- Problem
Type out every line below exactly as it reads.

- Available data

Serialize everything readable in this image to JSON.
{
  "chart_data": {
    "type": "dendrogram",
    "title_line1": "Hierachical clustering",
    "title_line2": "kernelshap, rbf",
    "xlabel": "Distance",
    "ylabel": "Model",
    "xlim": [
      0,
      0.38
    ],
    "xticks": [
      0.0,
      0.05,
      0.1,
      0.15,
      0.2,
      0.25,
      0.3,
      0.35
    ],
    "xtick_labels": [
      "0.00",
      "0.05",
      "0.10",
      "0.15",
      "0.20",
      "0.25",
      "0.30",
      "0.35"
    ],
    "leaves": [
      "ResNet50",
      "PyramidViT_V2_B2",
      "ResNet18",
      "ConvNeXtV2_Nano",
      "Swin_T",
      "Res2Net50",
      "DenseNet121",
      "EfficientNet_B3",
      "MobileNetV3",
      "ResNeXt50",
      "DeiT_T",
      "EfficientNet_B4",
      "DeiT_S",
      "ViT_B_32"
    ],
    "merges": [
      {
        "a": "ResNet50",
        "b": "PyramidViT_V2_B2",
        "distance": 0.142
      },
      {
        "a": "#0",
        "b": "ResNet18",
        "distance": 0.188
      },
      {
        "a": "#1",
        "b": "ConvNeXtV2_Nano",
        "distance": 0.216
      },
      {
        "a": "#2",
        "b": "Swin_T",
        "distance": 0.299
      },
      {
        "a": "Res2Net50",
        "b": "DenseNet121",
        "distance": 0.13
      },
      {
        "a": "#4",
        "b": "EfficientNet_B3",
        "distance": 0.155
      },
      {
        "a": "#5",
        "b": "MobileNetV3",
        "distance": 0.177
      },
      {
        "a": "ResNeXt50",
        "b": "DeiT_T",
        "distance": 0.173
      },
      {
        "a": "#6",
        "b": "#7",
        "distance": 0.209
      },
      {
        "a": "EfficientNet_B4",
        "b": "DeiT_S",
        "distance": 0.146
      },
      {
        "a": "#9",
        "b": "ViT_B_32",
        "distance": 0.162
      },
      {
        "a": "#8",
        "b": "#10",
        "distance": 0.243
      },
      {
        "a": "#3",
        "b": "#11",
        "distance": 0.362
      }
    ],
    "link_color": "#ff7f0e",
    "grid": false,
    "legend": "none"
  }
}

- Written reply
Serialize everything readable in this image to JSON.
{
  "chart_data": {
    "type": "dendrogram",
    "title_line1": "Hierachical clustering",
    "title_line2": "kernelshap, rbf",
    "xlabel": "Distance",
    "ylabel": "Model",
    "xlim": [
      0,
      0.38
    ],
    "xticks": [
      0.0,
      0.05,
      0.1,
      0.15,
      0.2,
      0.25,
      0.3,
      0.35
    ],
    "xtick_labels": [
      "0.00",
      "0.05",
      "0.10",
      "0.15",
      "0.20",
      "0.25",
      "0.30",
      "0.35"
    ],
    "leaves": [
      "ResNet50",
      "PyramidViT_V2_B2",
      "ResNet18",
      "ConvNeXtV2_Nano",
      "Swin_T",
      "Res2Net50",
      "DenseNet121",
      "EfficientNet_B3",
      "MobileNetV3",
      "ResNeXt50",
      "DeiT_T",
      "EfficientNet_B4",
      "DeiT_S",
      "ViT_B_32"
    ],
    "merges": [
      {
        "a": "ResNet50",
        "b": "PyramidViT_V2_B2",
        "distance": 0.142
      },
      {
        "a": "#0",
        "b": "ResNet18",
        "distance": 0.188
      },
      {
        "a": "#1",
        "b": "ConvNeXtV2_Nano",
        "distance": 0.216
      },
      {
        "a": "#2",
        "b": "Swin_T",
        "distance": 0.299
      },
      {
        "a": "Res2Net50",
        "b": "DenseNet121",
        "distance": 0.13
      },
      {
        "a": "#4",
        "b": "EfficientNet_B3",
        "distance": 0.155
      },
      {
        "a": "#5",
        "b": "MobileNetV3",
        "distance": 0.177
      },
      {
        "a": "ResNeXt50",
        "b": "DeiT_T",
        "distance": 0.173
      },
      {
        "a": "#6",
        "b": "#7",
        "distance": 0.209
      },
      {
        "a": "EfficientNet_B4",
        "b": "DeiT_S",
        "distance": 0.146
      },
      {
        "a": "#9",
        "b": "ViT_B_32",
        "distance": 0.162
      },
      {
        "a": "#8",
        "b": "#10",
        "distance": 0.243
      },
      {
        "a": "#3",
        "b": "#11",
        "distance": 0.362
      }
    ],
    "link_color": "#ff7f0e",
    "grid": false,
    "legend": "none"
  }
}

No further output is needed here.